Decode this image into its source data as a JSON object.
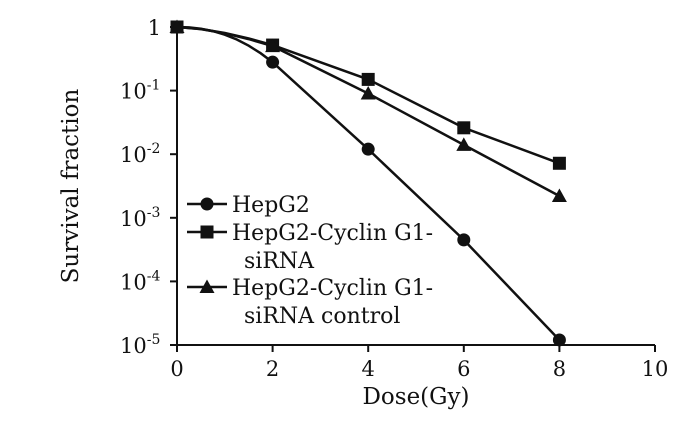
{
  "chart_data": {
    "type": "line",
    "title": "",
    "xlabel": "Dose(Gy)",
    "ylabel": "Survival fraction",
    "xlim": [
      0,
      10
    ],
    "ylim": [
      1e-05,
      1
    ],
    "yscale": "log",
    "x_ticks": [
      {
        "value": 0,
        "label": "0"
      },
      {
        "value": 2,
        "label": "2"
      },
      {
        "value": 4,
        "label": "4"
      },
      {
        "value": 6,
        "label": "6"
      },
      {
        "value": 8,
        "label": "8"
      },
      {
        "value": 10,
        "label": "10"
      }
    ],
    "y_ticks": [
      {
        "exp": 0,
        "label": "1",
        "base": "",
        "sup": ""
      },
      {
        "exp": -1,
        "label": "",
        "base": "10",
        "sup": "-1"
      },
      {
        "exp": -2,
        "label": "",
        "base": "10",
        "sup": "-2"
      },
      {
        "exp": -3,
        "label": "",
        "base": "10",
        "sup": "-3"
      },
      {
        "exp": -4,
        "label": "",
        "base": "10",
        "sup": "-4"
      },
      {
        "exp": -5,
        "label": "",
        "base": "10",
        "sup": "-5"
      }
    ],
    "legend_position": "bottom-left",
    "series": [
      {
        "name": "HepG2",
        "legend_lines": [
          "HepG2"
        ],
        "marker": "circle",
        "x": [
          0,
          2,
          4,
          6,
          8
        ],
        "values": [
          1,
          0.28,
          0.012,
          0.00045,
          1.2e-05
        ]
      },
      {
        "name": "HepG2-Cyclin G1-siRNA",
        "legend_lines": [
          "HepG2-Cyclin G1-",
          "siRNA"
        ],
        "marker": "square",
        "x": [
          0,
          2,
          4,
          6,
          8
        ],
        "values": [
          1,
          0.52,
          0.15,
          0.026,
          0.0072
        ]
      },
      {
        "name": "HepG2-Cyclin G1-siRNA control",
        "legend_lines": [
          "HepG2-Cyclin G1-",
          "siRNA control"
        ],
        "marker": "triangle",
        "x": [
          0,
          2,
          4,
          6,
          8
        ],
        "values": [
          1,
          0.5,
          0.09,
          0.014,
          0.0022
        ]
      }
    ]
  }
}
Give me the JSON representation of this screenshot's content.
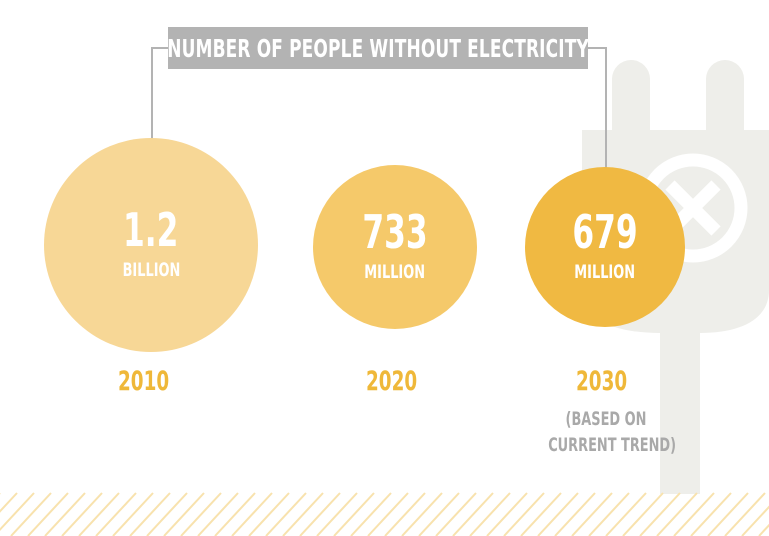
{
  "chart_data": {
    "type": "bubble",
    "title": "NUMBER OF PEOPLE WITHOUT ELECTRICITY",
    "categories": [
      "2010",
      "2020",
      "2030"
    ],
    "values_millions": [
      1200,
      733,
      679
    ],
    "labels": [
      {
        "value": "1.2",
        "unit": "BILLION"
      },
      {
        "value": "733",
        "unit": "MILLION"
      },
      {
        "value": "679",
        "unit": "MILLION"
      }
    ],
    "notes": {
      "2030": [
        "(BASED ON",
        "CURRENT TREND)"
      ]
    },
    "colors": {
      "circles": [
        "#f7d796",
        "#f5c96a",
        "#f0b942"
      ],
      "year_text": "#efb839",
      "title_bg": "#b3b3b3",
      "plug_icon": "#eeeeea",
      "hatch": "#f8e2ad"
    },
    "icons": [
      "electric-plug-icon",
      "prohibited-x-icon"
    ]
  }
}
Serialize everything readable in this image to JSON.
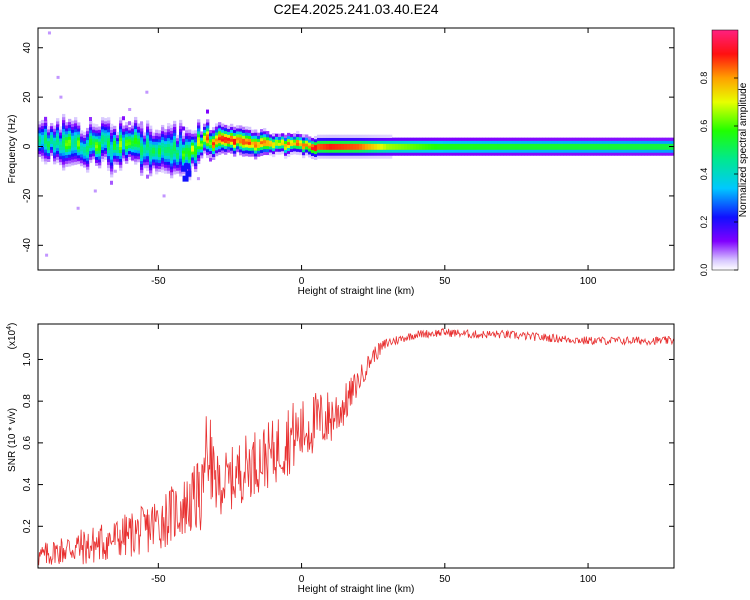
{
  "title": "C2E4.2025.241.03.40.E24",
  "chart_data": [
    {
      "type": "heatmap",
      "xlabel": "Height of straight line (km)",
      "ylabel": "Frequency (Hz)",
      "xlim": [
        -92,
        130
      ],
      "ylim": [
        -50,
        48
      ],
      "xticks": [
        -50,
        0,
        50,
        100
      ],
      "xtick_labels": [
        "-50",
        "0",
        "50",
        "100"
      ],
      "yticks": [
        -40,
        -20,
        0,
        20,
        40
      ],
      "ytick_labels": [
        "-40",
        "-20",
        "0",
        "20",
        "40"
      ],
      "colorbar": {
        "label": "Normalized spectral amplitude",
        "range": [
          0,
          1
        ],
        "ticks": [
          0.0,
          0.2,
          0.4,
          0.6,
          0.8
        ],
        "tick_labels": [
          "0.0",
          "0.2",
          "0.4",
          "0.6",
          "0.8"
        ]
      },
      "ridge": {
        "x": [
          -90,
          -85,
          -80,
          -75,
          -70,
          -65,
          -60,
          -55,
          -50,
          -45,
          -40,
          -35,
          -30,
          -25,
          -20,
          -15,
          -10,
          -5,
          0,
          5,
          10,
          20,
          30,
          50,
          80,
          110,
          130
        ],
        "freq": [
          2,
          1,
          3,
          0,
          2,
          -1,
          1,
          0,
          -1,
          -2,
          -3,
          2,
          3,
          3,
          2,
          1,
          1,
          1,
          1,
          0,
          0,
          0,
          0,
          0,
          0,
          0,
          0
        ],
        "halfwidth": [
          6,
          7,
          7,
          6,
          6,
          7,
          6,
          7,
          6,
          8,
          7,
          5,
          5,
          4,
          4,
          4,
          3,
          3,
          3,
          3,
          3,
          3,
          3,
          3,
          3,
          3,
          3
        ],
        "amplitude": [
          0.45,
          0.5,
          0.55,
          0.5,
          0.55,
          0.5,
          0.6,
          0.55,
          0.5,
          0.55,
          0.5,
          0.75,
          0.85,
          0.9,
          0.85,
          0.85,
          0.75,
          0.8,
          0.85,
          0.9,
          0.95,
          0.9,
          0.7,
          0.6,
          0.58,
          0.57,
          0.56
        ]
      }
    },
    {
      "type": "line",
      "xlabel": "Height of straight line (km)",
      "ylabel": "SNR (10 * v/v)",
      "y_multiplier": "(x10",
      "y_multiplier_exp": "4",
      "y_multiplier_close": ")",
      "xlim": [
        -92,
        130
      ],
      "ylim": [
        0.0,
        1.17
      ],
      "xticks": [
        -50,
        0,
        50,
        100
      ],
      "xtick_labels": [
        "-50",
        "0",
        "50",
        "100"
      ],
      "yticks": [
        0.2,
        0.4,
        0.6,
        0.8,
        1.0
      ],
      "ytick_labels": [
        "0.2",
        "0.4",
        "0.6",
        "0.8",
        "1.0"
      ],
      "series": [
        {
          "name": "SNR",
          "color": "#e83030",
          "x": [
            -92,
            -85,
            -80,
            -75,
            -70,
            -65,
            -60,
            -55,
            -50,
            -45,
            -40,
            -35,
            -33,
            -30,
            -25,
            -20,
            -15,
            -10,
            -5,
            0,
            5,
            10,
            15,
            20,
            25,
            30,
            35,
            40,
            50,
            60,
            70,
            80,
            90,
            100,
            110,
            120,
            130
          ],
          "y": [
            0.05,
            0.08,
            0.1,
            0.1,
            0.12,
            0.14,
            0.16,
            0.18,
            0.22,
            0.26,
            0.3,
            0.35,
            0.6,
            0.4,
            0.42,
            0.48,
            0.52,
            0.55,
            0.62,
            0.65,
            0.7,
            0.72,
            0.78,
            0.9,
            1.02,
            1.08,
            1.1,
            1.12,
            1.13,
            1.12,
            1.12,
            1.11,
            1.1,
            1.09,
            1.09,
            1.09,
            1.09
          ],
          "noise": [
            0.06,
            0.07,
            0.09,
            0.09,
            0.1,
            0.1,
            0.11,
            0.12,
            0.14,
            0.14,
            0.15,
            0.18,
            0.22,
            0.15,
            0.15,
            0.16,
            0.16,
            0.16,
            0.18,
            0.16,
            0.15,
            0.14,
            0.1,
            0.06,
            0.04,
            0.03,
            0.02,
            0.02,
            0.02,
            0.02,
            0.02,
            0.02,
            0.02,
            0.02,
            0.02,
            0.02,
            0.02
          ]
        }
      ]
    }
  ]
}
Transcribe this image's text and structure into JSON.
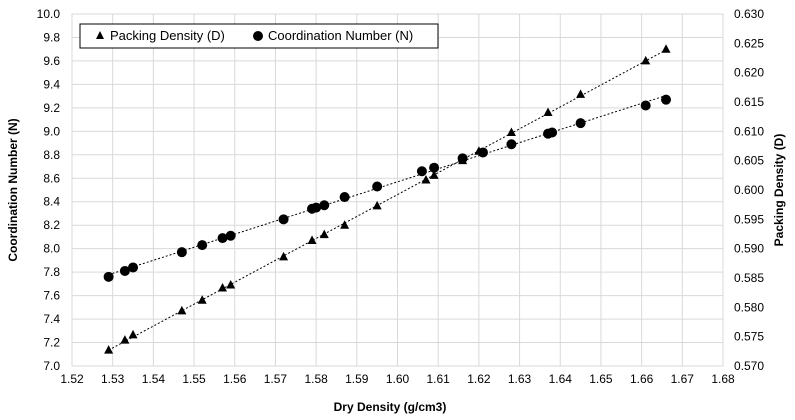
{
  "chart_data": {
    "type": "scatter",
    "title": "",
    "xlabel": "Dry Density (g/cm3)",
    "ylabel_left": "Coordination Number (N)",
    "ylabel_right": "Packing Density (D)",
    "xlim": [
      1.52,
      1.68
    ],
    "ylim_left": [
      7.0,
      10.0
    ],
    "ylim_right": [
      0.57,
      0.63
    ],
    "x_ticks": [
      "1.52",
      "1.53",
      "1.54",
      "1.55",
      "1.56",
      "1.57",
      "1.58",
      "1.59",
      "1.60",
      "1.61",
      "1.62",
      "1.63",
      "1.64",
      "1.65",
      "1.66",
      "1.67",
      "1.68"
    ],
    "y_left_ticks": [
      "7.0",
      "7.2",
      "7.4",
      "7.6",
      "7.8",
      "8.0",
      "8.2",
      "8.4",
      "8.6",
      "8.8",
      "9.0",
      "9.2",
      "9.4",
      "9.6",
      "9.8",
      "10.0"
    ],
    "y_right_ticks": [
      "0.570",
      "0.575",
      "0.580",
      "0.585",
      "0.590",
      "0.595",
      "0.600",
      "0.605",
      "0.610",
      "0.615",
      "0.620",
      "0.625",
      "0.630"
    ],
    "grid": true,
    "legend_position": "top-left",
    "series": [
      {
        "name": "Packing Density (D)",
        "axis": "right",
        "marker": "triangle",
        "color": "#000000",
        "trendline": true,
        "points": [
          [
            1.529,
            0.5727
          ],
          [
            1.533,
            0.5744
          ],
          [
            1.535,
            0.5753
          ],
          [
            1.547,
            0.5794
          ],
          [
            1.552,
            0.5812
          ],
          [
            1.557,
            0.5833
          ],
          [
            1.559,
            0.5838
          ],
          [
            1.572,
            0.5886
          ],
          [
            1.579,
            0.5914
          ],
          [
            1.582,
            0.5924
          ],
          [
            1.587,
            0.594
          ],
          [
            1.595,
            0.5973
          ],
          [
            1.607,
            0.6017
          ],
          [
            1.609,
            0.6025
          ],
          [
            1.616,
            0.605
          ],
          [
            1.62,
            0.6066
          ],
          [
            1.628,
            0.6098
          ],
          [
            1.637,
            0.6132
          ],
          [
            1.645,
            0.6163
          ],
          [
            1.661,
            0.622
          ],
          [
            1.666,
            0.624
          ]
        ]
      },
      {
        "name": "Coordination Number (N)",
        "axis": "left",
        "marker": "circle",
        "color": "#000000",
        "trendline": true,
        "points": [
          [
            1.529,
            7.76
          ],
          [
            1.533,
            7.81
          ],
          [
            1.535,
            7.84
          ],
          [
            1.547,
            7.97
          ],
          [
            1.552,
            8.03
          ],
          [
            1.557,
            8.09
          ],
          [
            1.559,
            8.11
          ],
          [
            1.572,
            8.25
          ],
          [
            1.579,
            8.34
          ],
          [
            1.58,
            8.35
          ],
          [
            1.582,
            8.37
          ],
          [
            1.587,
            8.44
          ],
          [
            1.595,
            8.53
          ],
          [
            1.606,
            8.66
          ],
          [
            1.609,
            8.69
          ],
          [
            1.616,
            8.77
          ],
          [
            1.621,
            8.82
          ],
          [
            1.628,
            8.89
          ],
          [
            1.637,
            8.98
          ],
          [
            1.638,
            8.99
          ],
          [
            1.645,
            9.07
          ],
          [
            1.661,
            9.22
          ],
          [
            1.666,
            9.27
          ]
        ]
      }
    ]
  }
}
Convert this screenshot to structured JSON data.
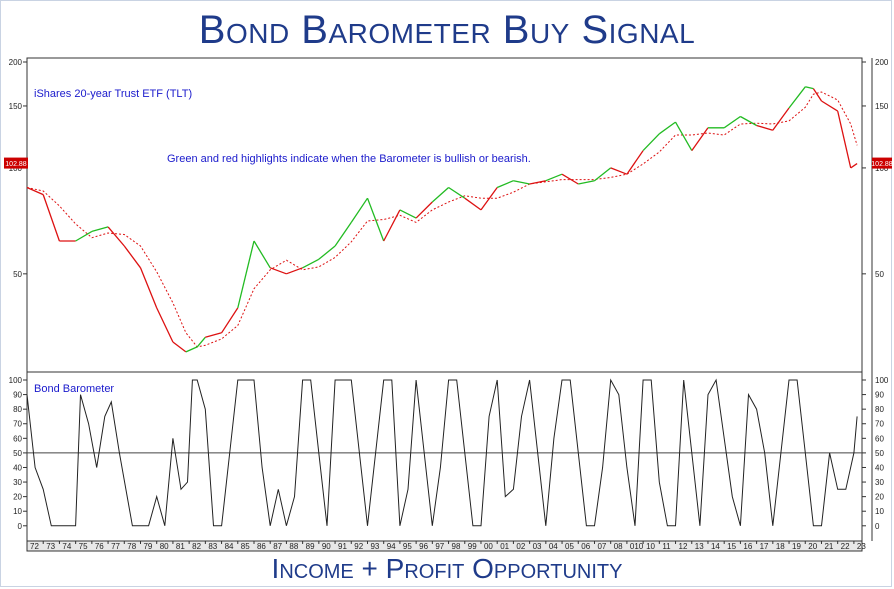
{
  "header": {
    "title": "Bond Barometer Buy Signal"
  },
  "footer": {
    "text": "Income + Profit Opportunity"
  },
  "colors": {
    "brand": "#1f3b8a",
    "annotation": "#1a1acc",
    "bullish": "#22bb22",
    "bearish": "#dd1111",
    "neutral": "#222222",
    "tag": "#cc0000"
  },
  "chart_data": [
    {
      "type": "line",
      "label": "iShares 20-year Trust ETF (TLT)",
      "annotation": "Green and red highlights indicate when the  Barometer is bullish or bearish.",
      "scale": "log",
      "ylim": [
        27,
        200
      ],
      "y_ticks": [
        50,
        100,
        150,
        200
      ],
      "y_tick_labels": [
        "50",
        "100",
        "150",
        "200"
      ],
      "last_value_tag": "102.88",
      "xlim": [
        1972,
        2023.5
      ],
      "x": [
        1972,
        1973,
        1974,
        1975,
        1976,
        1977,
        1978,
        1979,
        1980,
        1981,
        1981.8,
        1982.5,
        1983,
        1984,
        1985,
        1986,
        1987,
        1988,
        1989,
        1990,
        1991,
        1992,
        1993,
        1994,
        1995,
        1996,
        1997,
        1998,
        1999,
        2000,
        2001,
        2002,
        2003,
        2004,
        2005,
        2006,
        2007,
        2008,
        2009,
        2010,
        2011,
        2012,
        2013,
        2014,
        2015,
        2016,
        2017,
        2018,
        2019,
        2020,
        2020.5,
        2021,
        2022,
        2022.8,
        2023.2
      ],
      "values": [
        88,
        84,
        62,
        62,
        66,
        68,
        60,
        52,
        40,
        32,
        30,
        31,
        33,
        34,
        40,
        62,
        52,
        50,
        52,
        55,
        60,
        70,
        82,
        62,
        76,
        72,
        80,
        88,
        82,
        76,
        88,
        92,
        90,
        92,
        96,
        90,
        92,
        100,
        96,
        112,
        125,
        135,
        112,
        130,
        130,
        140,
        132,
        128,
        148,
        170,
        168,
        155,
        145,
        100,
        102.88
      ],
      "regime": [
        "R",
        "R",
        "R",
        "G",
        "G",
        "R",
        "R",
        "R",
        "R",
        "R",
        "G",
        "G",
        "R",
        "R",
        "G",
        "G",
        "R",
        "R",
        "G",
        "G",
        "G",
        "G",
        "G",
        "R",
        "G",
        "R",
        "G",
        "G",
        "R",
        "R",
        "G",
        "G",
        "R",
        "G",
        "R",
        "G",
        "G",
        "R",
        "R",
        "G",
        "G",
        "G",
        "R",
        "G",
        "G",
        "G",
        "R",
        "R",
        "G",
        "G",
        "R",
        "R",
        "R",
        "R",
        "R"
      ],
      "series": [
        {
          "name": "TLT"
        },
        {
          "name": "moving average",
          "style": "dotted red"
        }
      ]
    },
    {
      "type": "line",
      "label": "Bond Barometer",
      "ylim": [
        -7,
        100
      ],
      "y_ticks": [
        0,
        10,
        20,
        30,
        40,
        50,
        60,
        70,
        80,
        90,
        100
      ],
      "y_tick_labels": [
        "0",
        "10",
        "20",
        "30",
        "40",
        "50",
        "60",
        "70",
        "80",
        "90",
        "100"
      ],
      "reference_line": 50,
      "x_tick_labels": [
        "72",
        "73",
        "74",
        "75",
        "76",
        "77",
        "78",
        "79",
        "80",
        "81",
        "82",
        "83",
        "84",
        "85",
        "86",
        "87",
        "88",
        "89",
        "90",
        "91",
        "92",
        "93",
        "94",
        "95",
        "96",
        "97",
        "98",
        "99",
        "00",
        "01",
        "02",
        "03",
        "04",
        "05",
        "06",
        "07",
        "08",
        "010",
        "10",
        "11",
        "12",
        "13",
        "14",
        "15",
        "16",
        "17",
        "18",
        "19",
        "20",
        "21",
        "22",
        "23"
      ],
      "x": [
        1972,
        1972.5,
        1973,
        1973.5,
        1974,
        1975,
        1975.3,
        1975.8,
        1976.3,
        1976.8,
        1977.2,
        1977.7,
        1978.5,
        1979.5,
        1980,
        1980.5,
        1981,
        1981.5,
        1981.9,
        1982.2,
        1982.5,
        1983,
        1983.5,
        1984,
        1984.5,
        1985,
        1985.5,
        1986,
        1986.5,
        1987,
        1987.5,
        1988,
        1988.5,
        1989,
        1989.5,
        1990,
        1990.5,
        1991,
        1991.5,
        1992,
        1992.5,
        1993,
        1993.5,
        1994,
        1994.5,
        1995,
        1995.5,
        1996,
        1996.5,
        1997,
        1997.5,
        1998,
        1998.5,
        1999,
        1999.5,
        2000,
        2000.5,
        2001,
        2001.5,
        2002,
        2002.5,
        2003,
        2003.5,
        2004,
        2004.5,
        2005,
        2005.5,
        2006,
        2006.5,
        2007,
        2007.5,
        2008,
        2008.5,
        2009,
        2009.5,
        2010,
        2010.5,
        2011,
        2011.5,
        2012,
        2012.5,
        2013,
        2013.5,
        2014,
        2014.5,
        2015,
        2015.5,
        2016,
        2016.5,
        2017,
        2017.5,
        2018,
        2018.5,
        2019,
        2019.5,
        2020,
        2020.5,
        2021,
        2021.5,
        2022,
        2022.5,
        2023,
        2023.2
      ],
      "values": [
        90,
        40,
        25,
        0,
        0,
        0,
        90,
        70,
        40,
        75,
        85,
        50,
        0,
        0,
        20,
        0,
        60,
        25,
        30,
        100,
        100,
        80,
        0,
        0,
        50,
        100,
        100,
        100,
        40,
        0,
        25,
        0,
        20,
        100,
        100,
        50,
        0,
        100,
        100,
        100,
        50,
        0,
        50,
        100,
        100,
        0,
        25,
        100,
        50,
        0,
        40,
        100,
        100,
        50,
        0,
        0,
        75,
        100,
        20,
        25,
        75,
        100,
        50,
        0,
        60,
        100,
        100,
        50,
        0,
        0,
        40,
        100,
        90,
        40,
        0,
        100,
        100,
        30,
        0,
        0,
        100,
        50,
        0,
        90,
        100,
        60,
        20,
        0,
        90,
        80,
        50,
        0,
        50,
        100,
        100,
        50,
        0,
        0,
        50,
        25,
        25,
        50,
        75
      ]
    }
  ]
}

----

WHAT TO PRODUCE
Find the word "type" in the data and copy out each line where it turns up.

EXERCISE RESULT
    "type": "line",
    "type": "bubble",
      "type": "heatmap",
      "type": "line",
    "type": "scatter",
      "type": "line",
      "type": "line",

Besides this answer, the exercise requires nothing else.